[Figure content listings]
════════════════

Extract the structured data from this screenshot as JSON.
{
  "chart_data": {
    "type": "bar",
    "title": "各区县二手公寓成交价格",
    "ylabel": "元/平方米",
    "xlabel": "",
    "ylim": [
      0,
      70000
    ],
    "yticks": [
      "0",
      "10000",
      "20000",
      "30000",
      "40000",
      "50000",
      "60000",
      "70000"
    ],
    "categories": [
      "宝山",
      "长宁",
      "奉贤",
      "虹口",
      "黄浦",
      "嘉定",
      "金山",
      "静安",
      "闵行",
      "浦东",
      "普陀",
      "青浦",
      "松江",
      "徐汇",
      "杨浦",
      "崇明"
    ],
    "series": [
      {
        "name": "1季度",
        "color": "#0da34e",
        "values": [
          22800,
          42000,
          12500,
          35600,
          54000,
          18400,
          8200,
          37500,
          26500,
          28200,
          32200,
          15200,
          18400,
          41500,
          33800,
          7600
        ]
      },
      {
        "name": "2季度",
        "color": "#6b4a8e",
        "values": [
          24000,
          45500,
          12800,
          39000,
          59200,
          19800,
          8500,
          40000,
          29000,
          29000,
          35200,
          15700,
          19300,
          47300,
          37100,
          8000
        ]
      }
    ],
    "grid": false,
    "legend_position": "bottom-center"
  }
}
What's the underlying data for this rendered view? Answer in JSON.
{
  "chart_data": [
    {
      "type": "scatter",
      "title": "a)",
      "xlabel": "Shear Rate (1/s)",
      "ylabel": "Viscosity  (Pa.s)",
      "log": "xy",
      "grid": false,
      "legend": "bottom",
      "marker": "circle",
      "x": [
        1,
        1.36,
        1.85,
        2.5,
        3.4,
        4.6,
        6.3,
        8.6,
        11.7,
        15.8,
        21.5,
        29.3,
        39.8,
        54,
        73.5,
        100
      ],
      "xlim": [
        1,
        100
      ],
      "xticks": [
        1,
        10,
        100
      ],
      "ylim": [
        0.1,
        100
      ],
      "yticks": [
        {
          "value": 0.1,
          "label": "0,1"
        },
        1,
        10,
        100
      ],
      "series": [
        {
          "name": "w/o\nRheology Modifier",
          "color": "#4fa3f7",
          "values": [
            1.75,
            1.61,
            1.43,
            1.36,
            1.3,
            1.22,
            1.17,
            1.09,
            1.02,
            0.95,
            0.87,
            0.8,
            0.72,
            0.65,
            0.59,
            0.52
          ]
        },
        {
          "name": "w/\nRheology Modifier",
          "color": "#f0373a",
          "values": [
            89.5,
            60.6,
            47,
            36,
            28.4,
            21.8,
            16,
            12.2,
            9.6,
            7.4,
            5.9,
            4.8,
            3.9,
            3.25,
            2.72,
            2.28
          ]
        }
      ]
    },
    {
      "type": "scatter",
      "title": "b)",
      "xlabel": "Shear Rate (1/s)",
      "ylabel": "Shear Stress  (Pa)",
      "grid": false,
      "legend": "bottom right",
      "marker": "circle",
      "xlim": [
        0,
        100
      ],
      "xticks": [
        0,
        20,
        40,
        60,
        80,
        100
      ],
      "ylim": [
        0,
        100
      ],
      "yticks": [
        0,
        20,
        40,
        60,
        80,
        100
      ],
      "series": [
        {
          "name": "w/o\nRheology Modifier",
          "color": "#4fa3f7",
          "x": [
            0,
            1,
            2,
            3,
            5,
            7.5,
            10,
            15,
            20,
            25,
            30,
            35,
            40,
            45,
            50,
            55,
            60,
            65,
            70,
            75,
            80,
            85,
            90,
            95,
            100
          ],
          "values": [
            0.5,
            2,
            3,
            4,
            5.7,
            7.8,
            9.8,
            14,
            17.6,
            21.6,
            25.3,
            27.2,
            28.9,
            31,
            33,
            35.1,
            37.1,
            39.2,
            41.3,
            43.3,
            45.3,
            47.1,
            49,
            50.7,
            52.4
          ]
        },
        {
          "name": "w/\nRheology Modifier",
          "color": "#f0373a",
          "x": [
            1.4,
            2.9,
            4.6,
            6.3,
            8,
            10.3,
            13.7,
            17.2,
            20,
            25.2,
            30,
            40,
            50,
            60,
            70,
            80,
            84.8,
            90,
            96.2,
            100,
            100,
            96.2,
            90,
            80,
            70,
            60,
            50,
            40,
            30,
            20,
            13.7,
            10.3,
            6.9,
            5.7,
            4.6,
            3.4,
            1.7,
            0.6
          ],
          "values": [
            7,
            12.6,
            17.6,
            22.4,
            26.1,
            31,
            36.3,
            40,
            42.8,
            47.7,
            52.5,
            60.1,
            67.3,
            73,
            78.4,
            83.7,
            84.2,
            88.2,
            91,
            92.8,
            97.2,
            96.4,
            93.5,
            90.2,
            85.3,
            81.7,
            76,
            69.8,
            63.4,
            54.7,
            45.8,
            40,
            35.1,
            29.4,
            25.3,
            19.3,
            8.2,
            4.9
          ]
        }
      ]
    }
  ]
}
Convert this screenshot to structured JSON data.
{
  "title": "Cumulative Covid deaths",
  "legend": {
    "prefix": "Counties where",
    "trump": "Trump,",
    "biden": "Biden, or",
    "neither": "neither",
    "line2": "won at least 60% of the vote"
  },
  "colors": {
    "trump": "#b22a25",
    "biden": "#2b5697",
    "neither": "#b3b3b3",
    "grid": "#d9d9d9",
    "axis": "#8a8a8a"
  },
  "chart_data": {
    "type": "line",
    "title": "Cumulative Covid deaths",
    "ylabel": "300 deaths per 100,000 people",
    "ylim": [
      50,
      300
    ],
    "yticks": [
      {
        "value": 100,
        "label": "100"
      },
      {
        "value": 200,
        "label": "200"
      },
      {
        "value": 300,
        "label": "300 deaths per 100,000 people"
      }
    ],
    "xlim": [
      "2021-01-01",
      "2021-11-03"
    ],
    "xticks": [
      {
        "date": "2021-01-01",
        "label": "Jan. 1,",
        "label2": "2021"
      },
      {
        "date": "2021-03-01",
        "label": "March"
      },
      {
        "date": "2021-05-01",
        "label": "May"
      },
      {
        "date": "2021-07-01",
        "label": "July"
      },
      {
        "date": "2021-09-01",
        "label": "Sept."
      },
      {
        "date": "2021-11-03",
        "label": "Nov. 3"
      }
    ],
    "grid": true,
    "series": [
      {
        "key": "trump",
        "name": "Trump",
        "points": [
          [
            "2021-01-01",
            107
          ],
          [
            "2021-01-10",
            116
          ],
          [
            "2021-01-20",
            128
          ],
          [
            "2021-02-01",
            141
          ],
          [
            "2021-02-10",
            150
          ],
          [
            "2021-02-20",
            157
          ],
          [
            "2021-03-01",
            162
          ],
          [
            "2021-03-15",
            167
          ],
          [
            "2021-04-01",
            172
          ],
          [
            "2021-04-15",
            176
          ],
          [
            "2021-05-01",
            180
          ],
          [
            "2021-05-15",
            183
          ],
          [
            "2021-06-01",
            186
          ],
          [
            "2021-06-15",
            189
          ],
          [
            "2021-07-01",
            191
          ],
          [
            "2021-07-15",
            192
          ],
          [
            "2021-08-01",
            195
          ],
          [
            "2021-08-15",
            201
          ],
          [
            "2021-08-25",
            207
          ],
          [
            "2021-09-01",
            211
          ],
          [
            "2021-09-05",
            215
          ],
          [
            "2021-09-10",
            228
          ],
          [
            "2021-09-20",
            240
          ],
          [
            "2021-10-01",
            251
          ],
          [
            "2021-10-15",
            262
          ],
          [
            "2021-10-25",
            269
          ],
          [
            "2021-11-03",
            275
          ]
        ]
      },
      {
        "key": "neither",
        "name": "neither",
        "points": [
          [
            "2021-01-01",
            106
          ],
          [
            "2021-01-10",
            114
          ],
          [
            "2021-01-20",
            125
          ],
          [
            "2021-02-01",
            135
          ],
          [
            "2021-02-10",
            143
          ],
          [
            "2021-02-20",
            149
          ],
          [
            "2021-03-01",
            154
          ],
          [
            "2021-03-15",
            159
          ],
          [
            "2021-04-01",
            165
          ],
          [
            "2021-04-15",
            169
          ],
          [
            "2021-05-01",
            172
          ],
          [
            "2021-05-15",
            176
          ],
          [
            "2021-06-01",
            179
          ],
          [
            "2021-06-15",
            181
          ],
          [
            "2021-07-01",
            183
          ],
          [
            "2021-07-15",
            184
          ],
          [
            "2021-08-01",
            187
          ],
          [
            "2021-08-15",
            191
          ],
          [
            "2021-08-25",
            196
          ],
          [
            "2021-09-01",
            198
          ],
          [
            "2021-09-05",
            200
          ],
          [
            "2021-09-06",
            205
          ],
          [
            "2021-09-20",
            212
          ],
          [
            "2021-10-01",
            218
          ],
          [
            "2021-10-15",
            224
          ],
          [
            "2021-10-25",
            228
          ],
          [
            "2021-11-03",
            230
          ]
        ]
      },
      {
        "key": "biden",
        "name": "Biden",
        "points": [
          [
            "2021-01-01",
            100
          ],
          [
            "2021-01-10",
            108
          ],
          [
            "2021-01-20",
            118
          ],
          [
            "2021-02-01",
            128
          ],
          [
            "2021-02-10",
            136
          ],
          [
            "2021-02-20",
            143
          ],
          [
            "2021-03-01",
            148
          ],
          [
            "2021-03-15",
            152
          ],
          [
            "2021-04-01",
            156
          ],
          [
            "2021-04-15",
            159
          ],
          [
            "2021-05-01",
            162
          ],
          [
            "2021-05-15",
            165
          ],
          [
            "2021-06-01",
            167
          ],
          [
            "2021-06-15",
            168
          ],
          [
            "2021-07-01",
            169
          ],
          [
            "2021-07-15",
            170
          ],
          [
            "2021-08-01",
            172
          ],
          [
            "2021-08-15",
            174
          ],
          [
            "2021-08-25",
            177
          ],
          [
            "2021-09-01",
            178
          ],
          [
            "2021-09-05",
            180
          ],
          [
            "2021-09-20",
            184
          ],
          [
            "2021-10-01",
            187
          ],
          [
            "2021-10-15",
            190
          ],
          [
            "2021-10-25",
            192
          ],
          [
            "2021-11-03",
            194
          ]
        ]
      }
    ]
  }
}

════════════════

▸ Problem requirements
Check each line of the records for the word "type" and extract those that contain it.

▸ Solution for this problem
    "type": "bar",
      "type": "scatter",
      "type": "scatter",
    "type": "line",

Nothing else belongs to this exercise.